• [STATED PROBLEM]: Filter the records below down to lines containing "Director".

• [Data excerpts]:

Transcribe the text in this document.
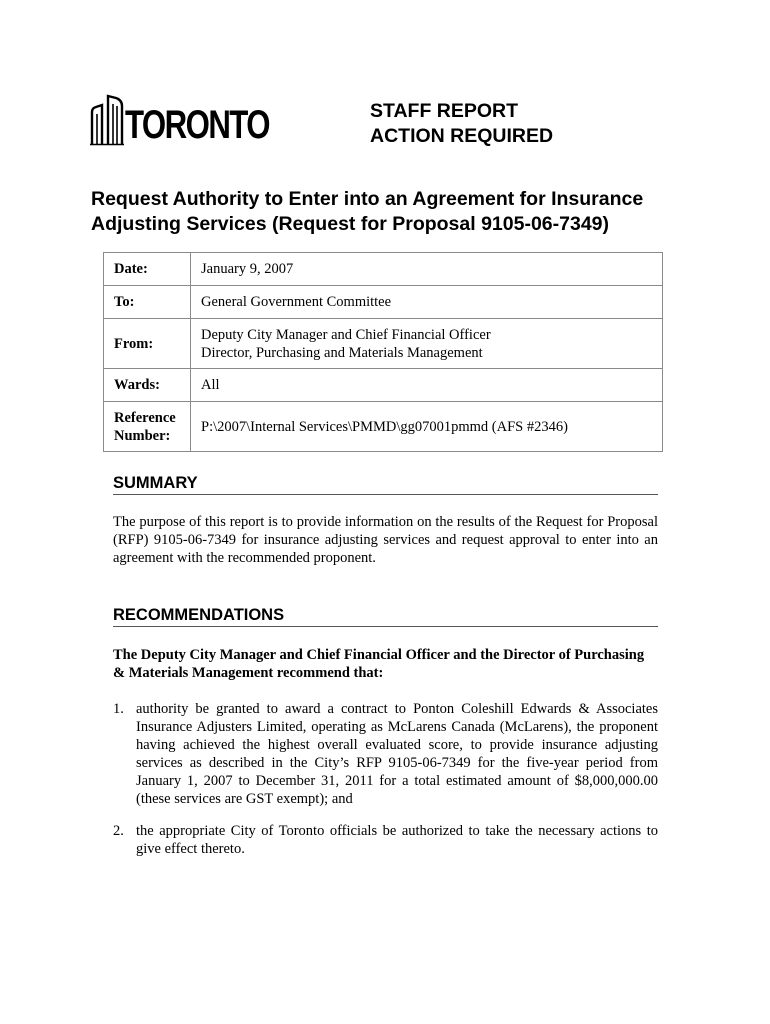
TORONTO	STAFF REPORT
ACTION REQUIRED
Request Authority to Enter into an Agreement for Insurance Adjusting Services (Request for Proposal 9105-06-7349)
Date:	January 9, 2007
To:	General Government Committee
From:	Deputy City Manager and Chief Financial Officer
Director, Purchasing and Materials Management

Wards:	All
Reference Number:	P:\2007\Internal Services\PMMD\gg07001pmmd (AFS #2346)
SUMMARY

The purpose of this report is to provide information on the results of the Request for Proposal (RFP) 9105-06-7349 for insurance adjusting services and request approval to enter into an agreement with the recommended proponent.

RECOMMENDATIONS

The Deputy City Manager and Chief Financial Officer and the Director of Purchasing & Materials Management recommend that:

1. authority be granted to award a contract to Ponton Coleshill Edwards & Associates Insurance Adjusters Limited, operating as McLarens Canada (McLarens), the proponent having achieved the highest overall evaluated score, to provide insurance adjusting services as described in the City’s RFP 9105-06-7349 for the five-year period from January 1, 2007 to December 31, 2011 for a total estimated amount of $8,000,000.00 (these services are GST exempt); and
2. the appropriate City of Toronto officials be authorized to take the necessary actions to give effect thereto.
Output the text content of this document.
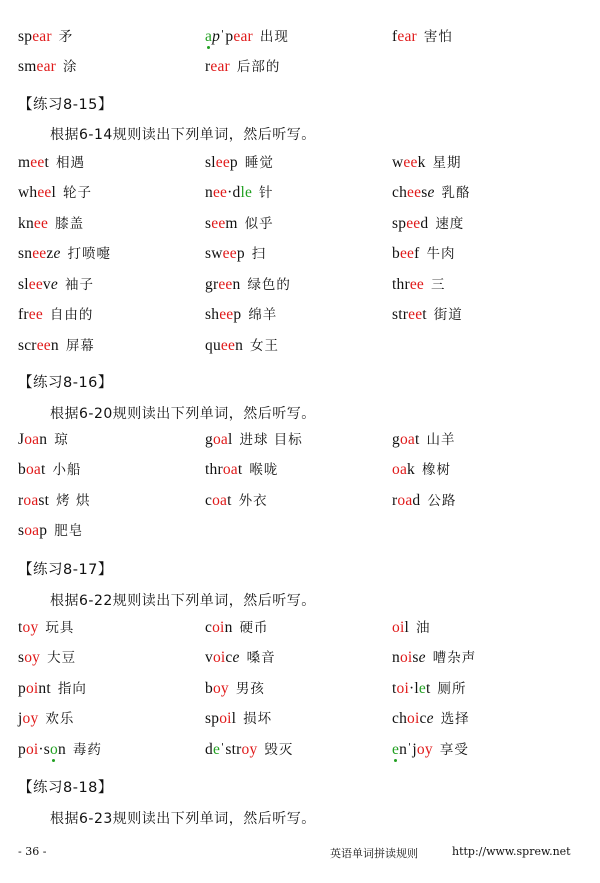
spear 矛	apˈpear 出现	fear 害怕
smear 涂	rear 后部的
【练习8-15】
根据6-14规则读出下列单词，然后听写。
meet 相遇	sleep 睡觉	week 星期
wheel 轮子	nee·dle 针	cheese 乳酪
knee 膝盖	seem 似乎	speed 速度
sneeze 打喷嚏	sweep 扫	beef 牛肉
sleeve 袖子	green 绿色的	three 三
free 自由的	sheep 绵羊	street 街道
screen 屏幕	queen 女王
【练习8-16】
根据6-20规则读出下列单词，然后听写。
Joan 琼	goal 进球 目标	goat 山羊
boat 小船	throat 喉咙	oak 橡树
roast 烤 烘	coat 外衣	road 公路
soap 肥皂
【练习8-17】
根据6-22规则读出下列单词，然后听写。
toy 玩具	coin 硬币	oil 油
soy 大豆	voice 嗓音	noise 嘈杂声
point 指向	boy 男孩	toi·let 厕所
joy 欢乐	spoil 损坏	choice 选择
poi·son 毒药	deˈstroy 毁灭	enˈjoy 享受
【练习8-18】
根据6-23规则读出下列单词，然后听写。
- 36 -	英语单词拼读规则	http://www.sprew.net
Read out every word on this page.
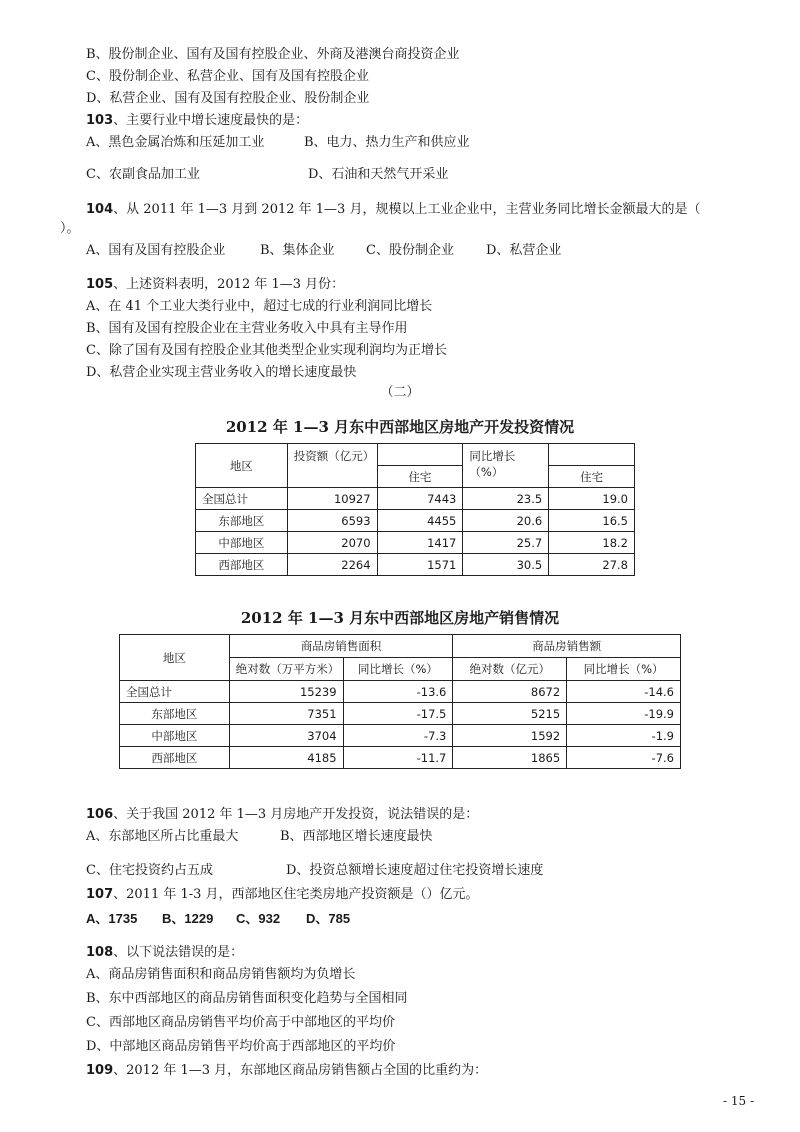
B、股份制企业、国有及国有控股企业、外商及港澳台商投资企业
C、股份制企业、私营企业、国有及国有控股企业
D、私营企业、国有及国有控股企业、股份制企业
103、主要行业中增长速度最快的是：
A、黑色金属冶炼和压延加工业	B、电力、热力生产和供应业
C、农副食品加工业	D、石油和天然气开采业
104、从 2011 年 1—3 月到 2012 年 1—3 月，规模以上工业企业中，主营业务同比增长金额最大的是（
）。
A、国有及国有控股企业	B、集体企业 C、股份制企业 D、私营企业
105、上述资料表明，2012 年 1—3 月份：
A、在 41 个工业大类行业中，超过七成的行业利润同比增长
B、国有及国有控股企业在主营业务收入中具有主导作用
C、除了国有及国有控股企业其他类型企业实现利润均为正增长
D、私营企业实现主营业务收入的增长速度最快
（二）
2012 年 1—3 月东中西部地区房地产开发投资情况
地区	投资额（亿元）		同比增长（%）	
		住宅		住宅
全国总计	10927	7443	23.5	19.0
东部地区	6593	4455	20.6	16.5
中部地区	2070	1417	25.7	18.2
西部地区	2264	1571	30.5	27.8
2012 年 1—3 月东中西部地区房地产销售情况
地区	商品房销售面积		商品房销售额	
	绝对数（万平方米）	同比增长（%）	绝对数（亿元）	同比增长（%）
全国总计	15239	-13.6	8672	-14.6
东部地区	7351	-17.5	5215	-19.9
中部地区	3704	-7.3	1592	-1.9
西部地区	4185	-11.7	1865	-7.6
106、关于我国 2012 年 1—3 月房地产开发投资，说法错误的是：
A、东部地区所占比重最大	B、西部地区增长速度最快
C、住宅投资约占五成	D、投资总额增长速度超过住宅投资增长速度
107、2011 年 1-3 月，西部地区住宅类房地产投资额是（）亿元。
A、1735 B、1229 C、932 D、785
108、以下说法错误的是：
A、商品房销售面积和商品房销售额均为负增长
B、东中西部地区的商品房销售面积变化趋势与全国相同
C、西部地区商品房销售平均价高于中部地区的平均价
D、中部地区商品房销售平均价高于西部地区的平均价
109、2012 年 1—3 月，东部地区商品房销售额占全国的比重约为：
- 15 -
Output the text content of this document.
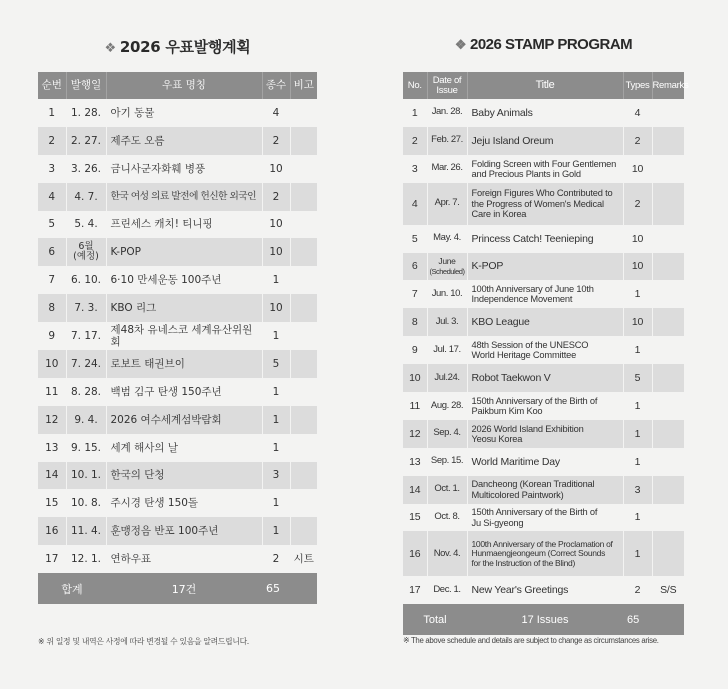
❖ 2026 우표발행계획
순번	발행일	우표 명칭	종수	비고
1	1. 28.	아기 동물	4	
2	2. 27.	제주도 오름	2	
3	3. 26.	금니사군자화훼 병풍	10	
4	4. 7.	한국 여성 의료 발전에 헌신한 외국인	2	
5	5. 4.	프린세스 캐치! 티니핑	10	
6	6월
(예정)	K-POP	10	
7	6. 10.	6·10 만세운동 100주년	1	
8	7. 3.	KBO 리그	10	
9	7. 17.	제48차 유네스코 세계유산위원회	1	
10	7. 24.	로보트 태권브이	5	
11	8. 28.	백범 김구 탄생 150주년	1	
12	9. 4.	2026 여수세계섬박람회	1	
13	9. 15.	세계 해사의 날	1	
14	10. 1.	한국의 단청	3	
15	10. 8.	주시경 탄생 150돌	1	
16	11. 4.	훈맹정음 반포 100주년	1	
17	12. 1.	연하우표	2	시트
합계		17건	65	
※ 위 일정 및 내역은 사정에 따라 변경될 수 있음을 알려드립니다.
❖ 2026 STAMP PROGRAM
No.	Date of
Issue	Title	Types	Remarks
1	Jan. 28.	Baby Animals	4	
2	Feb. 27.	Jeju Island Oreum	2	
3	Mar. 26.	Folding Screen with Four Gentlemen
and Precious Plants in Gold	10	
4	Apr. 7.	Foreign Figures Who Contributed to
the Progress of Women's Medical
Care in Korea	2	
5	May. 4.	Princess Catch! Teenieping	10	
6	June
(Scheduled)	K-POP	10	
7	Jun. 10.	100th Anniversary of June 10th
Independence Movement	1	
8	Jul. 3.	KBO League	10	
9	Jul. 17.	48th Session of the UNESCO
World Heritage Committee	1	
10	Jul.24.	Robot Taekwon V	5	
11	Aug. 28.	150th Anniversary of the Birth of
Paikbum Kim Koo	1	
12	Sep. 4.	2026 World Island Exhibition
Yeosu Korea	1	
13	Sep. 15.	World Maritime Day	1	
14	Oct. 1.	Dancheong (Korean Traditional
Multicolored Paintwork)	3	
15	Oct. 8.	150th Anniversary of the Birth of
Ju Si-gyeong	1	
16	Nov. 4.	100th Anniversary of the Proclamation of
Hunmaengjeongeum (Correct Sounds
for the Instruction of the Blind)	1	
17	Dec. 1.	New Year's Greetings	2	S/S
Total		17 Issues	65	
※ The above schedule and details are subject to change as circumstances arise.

• [THE ANSWER]:
Director, Purchasing and Materials Management
The Deputy City Manager and Chief Financial Officer and the Director of Purchasing & Materials Management recommend that:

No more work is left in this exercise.